== RINCIAN TUGAS ==
Terjemahkan kalimat dari dokumen sumber ini ke dalam bahasa Inggris: "Mohon penjelasan tentang pendapat Yusuf al-Qardhawi yang oleh Pimpinan Pusat Muhammadiyah dijadikan sebagai sandaran mengenai hukum seorang wanita bernyanyi di hadapan laki-laki non mahram, seperti yang terdapat dalam tautan di bawah."

== DOKUMEN SUMBER ==
Hukum Wanita Bernyanyi Di Hadapan Laki-Laki Non Mahram
Pertanyaan:
Mohon penjelasan tentang pendapat Yusuf al-Qardhawi yang oleh Pimpinan Pusat Muhammadiyah dijadikan sebagai sandaran mengenai hukum seorang wanita bernyanyi di hadapan laki-laki non mahram, seperti yang terdapat dalam tautan di bawah.
http://www.kompasiana.com/kusnandar/mempertanyakan-keulamaan-al-qordhowi_5528696ff17e61d24a8b45a5
(Disidangkan pada Jum‘at, 26 Safar 1441 H / 25 Oktober 2019 M)

== DATA YANG DISEDIAKAN ==
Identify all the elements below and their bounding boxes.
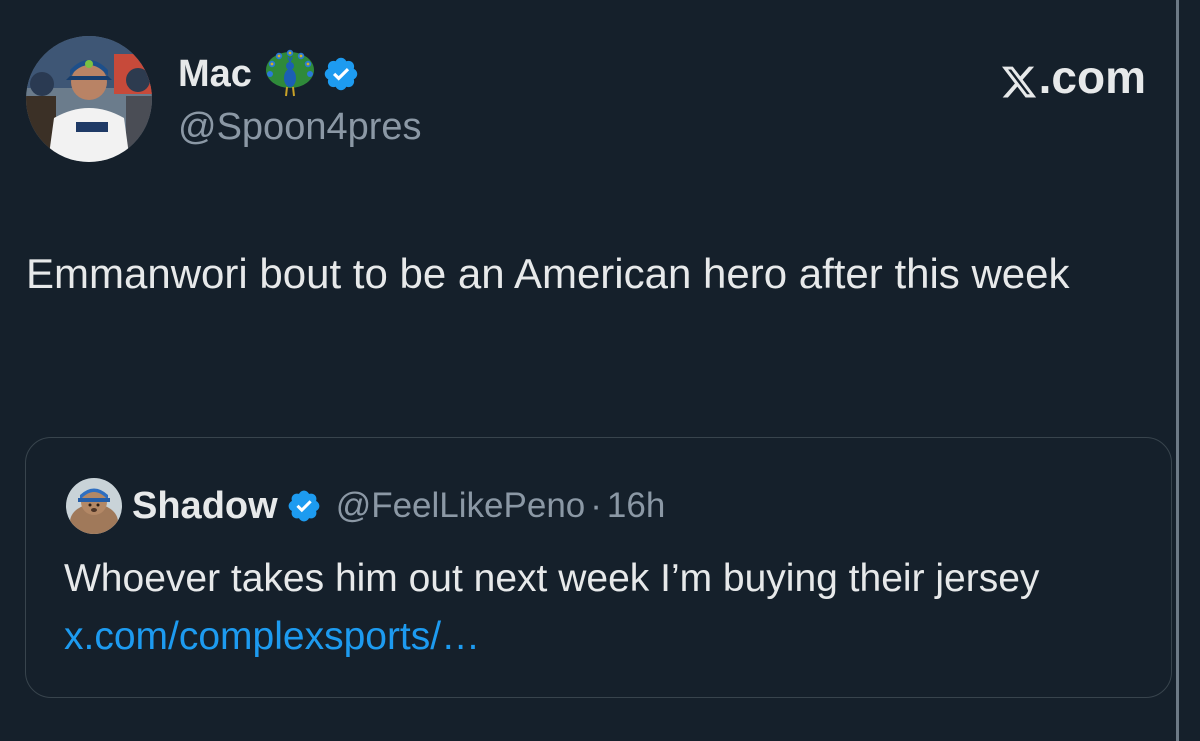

== PENYELESAIAN SOAL ==
Please provide an explanation of the opinion of Yusuf al-Qardhawi, which the Central Board of Muhammadiyah used as the basis for the ruling on a woman singing in front of non-mahram men, as found in the link below.